**WHAT YOU ARE ASKED TO DO**: In the entries below, find the lines that contain the word "section" and copy them.

+-------+

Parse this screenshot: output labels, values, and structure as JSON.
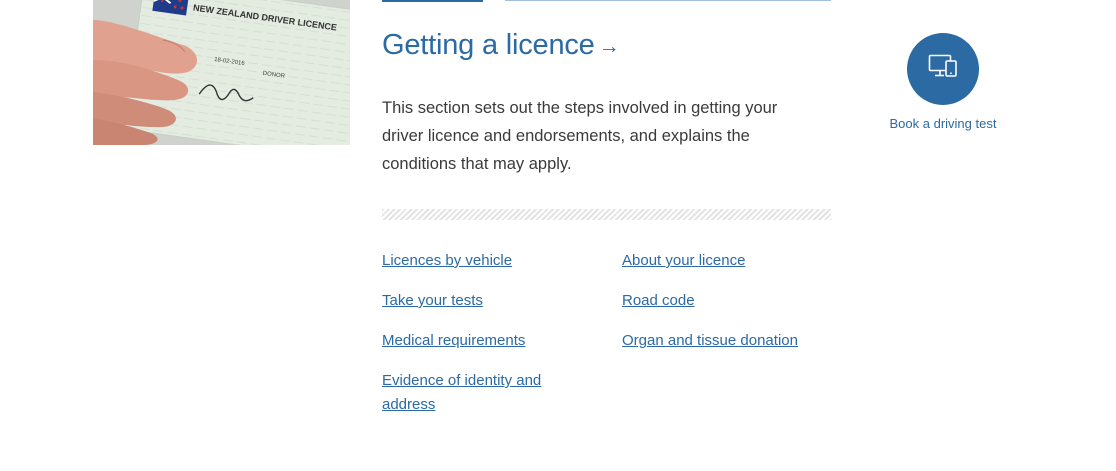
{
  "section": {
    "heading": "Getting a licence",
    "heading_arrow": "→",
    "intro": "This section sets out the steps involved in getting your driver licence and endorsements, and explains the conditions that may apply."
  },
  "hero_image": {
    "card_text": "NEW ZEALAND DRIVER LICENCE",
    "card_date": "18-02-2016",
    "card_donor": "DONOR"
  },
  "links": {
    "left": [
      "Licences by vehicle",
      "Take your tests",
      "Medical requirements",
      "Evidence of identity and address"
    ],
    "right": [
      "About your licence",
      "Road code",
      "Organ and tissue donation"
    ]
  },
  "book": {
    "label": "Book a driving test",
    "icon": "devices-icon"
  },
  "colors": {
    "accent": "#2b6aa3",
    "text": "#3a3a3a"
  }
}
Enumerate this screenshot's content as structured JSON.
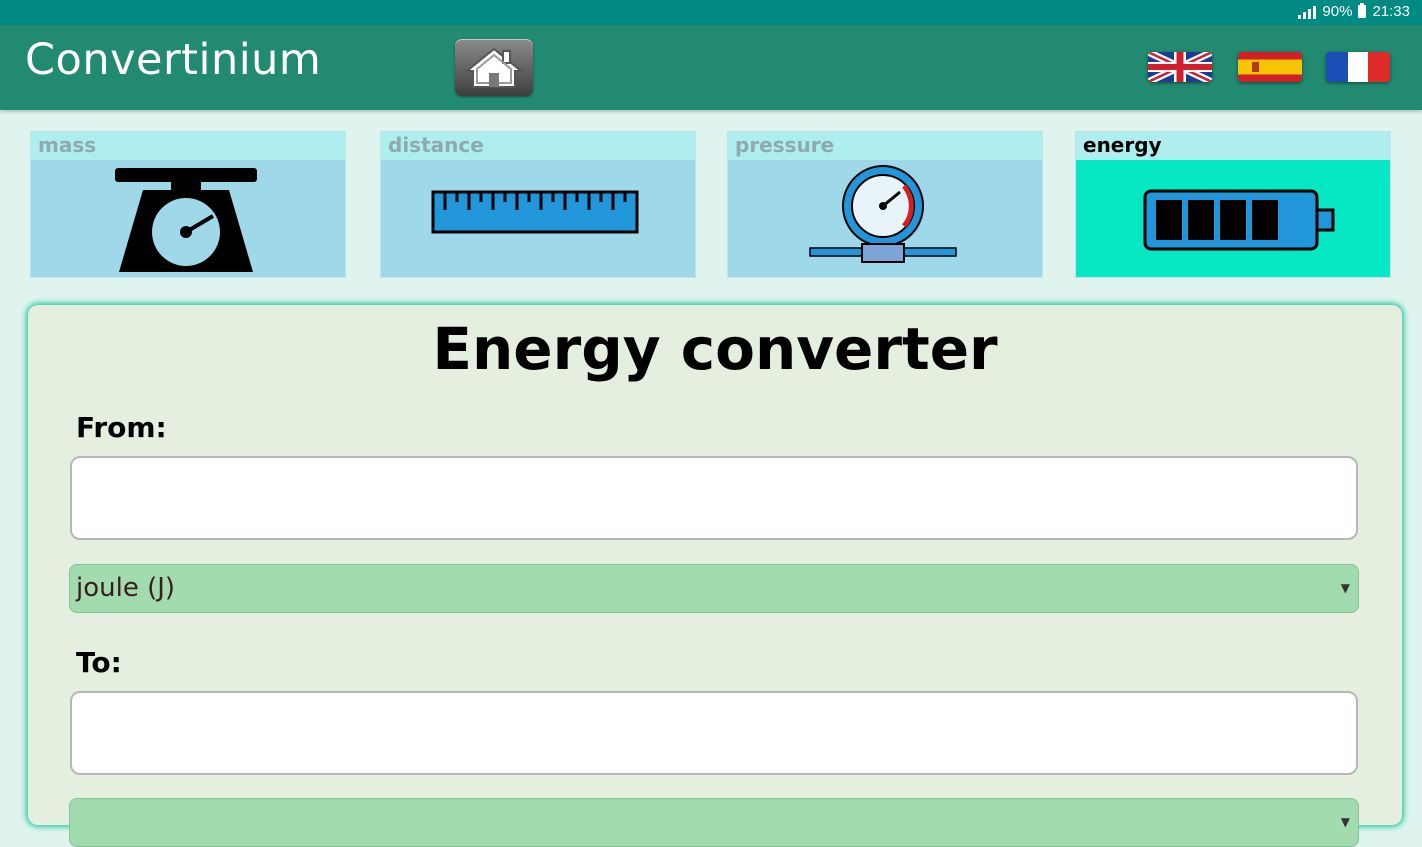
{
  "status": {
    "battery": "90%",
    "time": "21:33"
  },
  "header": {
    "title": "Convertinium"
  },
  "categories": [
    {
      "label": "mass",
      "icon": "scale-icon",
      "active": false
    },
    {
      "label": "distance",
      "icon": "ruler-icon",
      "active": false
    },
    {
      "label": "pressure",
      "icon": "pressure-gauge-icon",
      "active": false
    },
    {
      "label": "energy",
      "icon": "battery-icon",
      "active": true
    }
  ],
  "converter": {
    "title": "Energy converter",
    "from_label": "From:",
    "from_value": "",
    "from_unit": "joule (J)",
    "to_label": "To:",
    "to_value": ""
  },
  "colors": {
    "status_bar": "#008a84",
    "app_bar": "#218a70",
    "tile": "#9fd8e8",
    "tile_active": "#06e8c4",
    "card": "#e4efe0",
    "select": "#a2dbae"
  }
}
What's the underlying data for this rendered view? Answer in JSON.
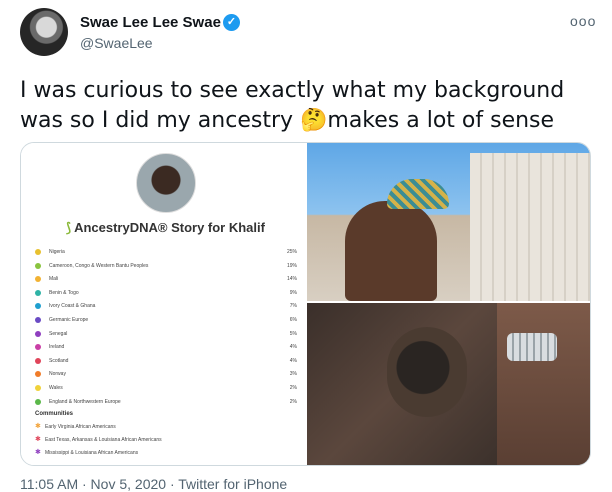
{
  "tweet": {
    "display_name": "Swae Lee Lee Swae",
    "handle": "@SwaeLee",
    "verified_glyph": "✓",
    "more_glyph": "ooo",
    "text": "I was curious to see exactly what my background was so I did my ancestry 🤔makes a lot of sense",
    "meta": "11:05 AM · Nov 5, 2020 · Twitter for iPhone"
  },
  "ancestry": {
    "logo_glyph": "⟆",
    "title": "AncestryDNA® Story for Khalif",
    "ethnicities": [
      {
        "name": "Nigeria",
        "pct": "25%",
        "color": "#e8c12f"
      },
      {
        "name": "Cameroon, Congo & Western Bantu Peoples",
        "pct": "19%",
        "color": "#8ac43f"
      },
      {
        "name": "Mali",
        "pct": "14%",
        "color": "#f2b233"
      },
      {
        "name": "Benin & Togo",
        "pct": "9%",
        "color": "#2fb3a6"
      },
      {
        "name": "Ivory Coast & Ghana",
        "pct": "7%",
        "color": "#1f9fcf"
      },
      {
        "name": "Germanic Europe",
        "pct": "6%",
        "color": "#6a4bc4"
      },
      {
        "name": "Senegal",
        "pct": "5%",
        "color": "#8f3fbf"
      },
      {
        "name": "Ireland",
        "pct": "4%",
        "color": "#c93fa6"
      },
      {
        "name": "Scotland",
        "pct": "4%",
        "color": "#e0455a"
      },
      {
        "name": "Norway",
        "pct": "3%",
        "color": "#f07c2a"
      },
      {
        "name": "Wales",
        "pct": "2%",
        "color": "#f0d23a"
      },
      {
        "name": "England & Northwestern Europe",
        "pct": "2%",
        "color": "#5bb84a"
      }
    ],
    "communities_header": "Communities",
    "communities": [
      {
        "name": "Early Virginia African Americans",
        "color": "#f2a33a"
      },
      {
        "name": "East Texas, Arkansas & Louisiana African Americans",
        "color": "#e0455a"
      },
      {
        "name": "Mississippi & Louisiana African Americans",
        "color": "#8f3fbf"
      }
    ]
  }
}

+-------+

**CORRECT RESPONSE**:
  "section": {
    "intro": "This section sets out the steps involved in getting your driver licence and endorsements, and explains the conditions that may apply."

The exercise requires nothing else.